WHAT YOU ARE ASKED TO DO =>
Using the listing below, extract each line that has the word "title" in it.

Dataset excerpts:
------------------------------------
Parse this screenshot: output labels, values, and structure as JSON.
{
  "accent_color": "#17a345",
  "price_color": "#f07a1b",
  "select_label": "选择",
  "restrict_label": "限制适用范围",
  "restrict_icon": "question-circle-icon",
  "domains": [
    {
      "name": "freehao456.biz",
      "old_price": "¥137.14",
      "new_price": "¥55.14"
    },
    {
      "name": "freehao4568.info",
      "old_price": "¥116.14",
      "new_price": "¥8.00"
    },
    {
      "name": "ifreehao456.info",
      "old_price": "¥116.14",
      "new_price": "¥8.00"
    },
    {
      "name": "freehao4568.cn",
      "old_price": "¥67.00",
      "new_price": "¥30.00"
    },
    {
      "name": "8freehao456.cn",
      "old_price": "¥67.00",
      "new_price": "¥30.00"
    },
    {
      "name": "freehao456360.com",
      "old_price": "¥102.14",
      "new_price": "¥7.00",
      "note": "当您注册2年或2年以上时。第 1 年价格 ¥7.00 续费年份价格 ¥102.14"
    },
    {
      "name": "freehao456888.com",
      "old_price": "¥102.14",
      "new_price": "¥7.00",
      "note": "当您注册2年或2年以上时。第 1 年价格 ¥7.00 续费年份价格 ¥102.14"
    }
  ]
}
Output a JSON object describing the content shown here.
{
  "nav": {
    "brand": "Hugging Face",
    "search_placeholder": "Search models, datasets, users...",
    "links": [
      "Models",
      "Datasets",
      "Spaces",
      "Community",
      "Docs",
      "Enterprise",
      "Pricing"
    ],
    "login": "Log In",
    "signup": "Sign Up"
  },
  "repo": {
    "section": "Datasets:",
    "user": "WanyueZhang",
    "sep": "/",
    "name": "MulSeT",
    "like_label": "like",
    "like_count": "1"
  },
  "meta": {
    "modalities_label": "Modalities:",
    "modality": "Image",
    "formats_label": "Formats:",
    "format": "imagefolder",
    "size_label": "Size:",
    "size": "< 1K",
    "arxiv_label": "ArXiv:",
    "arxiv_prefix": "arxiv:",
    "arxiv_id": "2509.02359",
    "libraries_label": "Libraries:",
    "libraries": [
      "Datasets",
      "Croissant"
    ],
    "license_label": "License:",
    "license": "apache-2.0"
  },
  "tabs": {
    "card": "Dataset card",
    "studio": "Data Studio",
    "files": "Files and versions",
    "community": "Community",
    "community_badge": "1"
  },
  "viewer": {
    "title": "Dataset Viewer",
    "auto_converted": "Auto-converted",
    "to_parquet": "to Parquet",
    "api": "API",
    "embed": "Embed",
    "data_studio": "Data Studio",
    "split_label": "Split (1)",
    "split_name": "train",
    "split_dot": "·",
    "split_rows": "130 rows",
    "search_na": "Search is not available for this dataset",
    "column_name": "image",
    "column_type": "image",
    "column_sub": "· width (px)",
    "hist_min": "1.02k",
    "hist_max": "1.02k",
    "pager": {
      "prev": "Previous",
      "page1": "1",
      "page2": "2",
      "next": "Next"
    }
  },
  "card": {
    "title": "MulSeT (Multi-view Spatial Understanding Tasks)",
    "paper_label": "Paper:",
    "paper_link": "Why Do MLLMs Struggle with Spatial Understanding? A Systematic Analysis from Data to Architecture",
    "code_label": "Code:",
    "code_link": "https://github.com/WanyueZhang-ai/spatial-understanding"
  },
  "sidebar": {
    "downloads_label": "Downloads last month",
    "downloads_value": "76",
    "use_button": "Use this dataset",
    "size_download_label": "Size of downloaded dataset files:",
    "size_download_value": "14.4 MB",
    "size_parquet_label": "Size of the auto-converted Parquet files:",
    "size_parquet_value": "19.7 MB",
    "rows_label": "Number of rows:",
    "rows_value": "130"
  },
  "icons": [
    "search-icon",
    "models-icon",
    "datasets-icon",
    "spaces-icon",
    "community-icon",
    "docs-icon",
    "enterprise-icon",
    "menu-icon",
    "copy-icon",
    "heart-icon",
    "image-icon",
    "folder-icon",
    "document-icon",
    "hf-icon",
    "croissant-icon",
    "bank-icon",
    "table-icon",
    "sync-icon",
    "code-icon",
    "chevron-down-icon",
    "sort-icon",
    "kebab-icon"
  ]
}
------------------------------------
OUTPUT BELOW =>
    "title": "Dataset Viewer",
    "title": "MulSeT (Multi-view Spatial Understanding Tasks)",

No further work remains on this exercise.